WHAT NEEDS TO BE DONE: Retype precisely the section of the data that starts at the line containing "Give me a plain-text" and runs to its final line, ends included.

Records:
--- begin ---
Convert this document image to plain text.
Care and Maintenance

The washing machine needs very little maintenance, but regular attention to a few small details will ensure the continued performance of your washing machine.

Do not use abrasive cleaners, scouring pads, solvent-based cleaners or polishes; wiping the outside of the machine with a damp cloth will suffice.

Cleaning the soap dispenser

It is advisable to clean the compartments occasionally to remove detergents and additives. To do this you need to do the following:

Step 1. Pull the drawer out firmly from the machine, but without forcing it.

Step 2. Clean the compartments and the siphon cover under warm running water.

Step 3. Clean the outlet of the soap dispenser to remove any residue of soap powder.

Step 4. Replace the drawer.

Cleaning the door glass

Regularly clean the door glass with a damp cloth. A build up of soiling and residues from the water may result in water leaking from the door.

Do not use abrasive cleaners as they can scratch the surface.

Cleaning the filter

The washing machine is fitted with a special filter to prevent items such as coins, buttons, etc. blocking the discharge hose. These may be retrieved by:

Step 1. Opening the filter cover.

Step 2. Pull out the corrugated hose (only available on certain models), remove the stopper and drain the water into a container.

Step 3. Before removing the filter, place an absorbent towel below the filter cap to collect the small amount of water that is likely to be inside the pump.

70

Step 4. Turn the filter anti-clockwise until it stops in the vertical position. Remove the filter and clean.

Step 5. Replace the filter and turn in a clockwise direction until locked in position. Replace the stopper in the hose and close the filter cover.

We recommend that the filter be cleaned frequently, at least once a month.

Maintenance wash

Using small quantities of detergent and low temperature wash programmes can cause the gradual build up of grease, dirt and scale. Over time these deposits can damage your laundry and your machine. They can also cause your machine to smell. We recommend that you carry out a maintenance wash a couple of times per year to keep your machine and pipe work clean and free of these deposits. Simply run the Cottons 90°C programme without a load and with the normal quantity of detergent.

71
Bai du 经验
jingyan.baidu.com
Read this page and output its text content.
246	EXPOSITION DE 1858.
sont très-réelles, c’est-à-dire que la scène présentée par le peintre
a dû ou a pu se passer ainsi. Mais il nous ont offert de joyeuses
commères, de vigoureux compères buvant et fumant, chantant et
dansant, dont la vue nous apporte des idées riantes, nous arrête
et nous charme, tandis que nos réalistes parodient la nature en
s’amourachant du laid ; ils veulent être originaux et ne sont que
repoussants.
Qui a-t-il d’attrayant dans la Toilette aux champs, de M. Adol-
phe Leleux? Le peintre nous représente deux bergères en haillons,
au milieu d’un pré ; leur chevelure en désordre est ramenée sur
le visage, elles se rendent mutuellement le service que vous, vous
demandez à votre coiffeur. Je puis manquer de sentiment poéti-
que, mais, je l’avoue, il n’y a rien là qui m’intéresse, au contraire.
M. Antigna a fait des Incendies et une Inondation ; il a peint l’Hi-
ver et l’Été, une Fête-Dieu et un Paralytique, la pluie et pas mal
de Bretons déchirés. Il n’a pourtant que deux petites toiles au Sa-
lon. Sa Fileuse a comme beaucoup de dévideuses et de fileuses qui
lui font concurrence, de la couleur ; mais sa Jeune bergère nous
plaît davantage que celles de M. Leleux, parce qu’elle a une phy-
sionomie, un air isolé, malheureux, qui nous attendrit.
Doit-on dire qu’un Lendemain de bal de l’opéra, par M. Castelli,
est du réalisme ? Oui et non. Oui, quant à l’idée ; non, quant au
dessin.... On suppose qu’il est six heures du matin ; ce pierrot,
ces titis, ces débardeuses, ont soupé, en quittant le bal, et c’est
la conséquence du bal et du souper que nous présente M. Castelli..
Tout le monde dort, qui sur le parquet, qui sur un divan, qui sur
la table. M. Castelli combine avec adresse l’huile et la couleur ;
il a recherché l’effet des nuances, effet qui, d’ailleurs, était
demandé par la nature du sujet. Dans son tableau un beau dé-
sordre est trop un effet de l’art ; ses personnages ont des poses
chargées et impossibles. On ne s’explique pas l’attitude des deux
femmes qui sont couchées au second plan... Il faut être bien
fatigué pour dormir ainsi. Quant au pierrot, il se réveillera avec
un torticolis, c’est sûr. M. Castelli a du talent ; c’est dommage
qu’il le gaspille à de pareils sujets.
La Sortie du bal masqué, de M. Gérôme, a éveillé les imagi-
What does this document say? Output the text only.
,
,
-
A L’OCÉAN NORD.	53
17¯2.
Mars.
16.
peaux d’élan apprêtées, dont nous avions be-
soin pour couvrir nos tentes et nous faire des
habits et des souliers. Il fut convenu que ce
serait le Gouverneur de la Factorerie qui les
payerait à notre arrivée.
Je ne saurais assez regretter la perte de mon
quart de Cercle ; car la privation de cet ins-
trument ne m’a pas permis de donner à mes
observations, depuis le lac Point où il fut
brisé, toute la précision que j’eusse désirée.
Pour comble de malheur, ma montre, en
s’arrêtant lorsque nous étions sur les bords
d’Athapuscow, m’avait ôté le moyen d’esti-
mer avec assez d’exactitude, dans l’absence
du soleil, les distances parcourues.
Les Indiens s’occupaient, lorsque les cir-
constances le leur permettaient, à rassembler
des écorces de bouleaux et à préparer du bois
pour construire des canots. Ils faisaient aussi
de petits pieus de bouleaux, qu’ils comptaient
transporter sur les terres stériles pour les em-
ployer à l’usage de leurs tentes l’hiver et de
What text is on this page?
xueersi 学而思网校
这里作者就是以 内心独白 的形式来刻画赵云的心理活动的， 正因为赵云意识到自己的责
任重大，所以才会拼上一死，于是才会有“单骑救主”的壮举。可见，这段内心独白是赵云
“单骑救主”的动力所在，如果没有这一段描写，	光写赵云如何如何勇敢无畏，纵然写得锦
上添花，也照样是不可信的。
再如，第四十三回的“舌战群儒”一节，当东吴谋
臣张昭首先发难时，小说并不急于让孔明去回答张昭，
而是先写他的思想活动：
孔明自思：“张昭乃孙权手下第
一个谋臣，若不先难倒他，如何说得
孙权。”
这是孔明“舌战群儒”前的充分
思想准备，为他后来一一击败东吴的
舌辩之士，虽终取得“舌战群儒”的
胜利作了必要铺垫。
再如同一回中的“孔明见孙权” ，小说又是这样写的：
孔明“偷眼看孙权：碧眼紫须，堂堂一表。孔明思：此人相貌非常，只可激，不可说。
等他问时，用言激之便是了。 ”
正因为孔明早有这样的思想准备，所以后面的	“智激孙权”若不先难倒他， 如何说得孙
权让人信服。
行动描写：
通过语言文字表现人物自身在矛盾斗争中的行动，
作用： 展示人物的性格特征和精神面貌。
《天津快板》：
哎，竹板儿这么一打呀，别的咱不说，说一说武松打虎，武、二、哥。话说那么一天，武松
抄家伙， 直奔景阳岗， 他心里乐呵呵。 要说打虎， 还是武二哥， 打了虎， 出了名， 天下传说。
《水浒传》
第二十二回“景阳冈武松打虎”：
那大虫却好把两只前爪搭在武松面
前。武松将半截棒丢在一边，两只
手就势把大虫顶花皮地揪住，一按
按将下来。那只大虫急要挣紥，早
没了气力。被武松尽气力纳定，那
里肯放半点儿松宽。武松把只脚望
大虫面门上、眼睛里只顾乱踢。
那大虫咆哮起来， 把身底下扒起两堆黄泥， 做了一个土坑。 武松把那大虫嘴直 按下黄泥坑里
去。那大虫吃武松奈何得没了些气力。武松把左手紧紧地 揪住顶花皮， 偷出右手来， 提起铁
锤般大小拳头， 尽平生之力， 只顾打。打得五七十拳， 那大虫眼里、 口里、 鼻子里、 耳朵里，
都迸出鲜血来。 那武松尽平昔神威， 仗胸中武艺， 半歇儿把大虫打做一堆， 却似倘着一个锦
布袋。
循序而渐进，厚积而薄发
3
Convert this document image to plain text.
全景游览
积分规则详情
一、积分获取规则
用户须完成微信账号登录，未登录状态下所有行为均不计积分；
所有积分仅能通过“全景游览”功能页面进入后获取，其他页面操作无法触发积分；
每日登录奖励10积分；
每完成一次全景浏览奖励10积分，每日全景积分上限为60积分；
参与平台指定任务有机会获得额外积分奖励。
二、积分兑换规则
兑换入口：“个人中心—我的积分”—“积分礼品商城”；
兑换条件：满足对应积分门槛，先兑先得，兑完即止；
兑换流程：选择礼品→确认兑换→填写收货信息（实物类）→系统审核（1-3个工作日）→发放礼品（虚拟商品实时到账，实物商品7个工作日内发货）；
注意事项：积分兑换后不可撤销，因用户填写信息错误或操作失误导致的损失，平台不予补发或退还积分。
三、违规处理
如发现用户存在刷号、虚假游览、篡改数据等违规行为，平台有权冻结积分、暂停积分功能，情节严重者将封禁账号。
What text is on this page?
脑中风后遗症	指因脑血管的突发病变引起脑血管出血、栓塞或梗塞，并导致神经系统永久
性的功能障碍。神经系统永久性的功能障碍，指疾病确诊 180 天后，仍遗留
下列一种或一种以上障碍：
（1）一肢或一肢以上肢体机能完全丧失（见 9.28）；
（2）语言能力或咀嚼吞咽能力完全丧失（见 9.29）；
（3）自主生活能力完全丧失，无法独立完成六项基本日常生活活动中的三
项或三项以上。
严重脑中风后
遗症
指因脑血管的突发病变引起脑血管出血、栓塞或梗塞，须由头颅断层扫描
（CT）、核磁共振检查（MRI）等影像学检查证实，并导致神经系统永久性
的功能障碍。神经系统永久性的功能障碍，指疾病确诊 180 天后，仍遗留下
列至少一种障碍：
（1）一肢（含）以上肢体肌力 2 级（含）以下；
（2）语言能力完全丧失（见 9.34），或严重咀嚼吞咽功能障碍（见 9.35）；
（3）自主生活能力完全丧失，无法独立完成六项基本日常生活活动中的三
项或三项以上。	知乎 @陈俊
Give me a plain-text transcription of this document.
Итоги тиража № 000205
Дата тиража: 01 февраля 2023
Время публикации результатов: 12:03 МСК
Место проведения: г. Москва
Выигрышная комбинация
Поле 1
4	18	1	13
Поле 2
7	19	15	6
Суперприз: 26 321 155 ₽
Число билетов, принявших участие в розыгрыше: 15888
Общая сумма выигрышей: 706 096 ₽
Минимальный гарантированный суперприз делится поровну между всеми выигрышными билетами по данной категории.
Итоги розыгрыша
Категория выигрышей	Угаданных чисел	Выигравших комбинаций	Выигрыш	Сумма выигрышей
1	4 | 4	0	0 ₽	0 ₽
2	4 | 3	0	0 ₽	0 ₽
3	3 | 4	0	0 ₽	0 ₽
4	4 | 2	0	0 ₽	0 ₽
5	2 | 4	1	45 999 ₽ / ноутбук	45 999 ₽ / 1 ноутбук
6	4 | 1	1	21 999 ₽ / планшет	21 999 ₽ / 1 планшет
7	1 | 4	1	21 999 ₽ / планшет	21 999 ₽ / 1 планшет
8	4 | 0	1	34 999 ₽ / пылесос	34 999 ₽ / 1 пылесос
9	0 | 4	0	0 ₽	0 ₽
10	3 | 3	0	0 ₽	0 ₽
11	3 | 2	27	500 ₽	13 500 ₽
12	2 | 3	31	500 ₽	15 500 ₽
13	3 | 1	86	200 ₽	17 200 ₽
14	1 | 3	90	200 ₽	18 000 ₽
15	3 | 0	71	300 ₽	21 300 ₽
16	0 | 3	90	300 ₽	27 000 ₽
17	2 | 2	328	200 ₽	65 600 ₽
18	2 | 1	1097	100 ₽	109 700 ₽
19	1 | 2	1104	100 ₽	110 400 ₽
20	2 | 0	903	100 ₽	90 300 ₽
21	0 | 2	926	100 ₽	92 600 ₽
--- end ---
CORRECT OUTPUT:
Give me a plain-text transcription of this document.
Итоги тиража № 000205
Дата тиража: 01 февраля 2023
Время публикации результатов: 12:03 МСК
Место проведения: г. Москва
Выигрышная комбинация
Поле 1
4	18	1	13
Поле 2
7	19	15	6
Суперприз: 26 321 155 ₽
Число билетов, принявших участие в розыгрыше: 15888
Общая сумма выигрышей: 706 096 ₽
Минимальный гарантированный суперприз делится поровну между всеми выигрышными билетами по данной категории.
Итоги розыгрыша
Категория выигрышей	Угаданных чисел	Выигравших комбинаций	Выигрыш	Сумма выигрышей
1	4 | 4	0	0 ₽	0 ₽
2	4 | 3	0	0 ₽	0 ₽
3	3 | 4	0	0 ₽	0 ₽
4	4 | 2	0	0 ₽	0 ₽
5	2 | 4	1	45 999 ₽ / ноутбук	45 999 ₽ / 1 ноутбук
6	4 | 1	1	21 999 ₽ / планшет	21 999 ₽ / 1 планшет
7	1 | 4	1	21 999 ₽ / планшет	21 999 ₽ / 1 планшет
8	4 | 0	1	34 999 ₽ / пылесос	34 999 ₽ / 1 пылесос
9	0 | 4	0	0 ₽	0 ₽
10	3 | 3	0	0 ₽	0 ₽
11	3 | 2	27	500 ₽	13 500 ₽
12	2 | 3	31	500 ₽	15 500 ₽
13	3 | 1	86	200 ₽	17 200 ₽
14	1 | 3	90	200 ₽	18 000 ₽
15	3 | 0	71	300 ₽	21 300 ₽
16	0 | 3	90	300 ₽	27 000 ₽
17	2 | 2	328	200 ₽	65 600 ₽
18	2 | 1	1097	100 ₽	109 700 ₽
19	1 | 2	1104	100 ₽	110 400 ₽
20	2 | 0	903	100 ₽	90 300 ₽
21	0 | 2	926	100 ₽	92 600 ₽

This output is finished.